AIM OF THE TASK → Leave out any pictures and transcribe all other data below exactly.

Records contained in a dataset:
┌──
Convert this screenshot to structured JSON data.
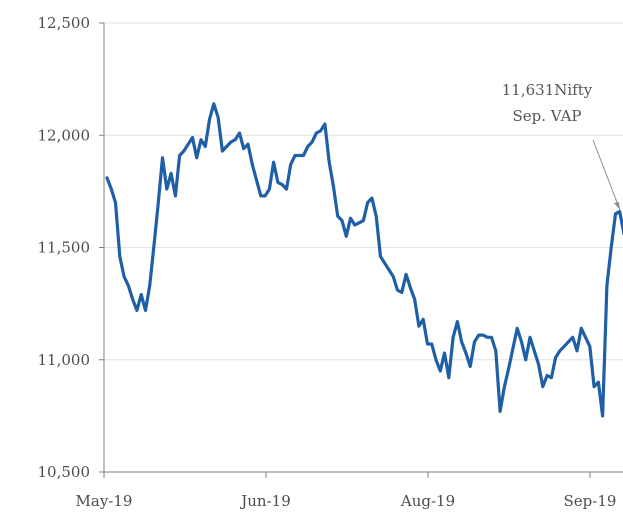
{
  "chart_data": {
    "type": "line",
    "title": "",
    "xlabel": "",
    "ylabel": "",
    "ylim": [
      10500,
      12500
    ],
    "yticks": [
      10500,
      11000,
      11500,
      12000,
      12500
    ],
    "ytick_labels": [
      "10,500",
      "11,000",
      "11,500",
      "12,000",
      "12,500"
    ],
    "xtick_labels": [
      "May-19",
      "Jun-19",
      "Aug-19",
      "Sep-19"
    ],
    "grid": "horizontal",
    "legend": "none",
    "series": [
      {
        "color": "#1f5fa6",
        "values": [
          11810,
          11760,
          11700,
          11460,
          11370,
          11330,
          11270,
          11220,
          11290,
          11220,
          11330,
          11510,
          11700,
          11900,
          11760,
          11830,
          11730,
          11910,
          11930,
          11960,
          11990,
          11900,
          11980,
          11950,
          12070,
          12140,
          12080,
          11930,
          11950,
          11970,
          11980,
          12010,
          11940,
          11960,
          11870,
          11800,
          11730,
          11730,
          11760,
          11880,
          11790,
          11780,
          11760,
          11870,
          11910,
          11910,
          11910,
          11950,
          11970,
          12010,
          12020,
          12050,
          11880,
          11770,
          11640,
          11620,
          11550,
          11630,
          11600,
          11610,
          11620,
          11700,
          11720,
          11640,
          11460,
          11430,
          11400,
          11370,
          11310,
          11300,
          11380,
          11320,
          11270,
          11150,
          11180,
          11070,
          11070,
          11000,
          10950,
          11030,
          10920,
          11100,
          11170,
          11080,
          11030,
          10970,
          11080,
          11110,
          11110,
          11100,
          11100,
          11040,
          10770,
          10880,
          10960,
          11050,
          11140,
          11080,
          11000,
          11100,
          11040,
          10980,
          10880,
          10930,
          10920,
          11010,
          11040,
          11060,
          11080,
          11100,
          11040,
          11140,
          11100,
          11060,
          10880,
          10900,
          10750,
          11330,
          11500,
          11650,
          11660,
          11560
        ]
      }
    ],
    "annotation": {
      "lines": [
        "11,631Nifty",
        "Sep. VAP"
      ],
      "value": 11631
    }
  }
}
└──
RESULT FOR THIS TASK →
Convert this screenshot to structured JSON data.
{
  "chart_data": {
    "type": "line",
    "title": "",
    "xlabel": "",
    "ylabel": "",
    "ylim": [
      10500,
      12500
    ],
    "yticks": [
      10500,
      11000,
      11500,
      12000,
      12500
    ],
    "ytick_labels": [
      "10,500",
      "11,000",
      "11,500",
      "12,000",
      "12,500"
    ],
    "xtick_labels": [
      "May-19",
      "Jun-19",
      "Aug-19",
      "Sep-19"
    ],
    "grid": "horizontal",
    "legend": "none",
    "series": [
      {
        "color": "#1f5fa6",
        "values": [
          11810,
          11760,
          11700,
          11460,
          11370,
          11330,
          11270,
          11220,
          11290,
          11220,
          11330,
          11510,
          11700,
          11900,
          11760,
          11830,
          11730,
          11910,
          11930,
          11960,
          11990,
          11900,
          11980,
          11950,
          12070,
          12140,
          12080,
          11930,
          11950,
          11970,
          11980,
          12010,
          11940,
          11960,
          11870,
          11800,
          11730,
          11730,
          11760,
          11880,
          11790,
          11780,
          11760,
          11870,
          11910,
          11910,
          11910,
          11950,
          11970,
          12010,
          12020,
          12050,
          11880,
          11770,
          11640,
          11620,
          11550,
          11630,
          11600,
          11610,
          11620,
          11700,
          11720,
          11640,
          11460,
          11430,
          11400,
          11370,
          11310,
          11300,
          11380,
          11320,
          11270,
          11150,
          11180,
          11070,
          11070,
          11000,
          10950,
          11030,
          10920,
          11100,
          11170,
          11080,
          11030,
          10970,
          11080,
          11110,
          11110,
          11100,
          11100,
          11040,
          10770,
          10880,
          10960,
          11050,
          11140,
          11080,
          11000,
          11100,
          11040,
          10980,
          10880,
          10930,
          10920,
          11010,
          11040,
          11060,
          11080,
          11100,
          11040,
          11140,
          11100,
          11060,
          10880,
          10900,
          10750,
          11330,
          11500,
          11650,
          11660,
          11560
        ]
      }
    ],
    "annotation": {
      "lines": [
        "11,631Nifty",
        "Sep. VAP"
      ],
      "value": 11631
    }
  }
}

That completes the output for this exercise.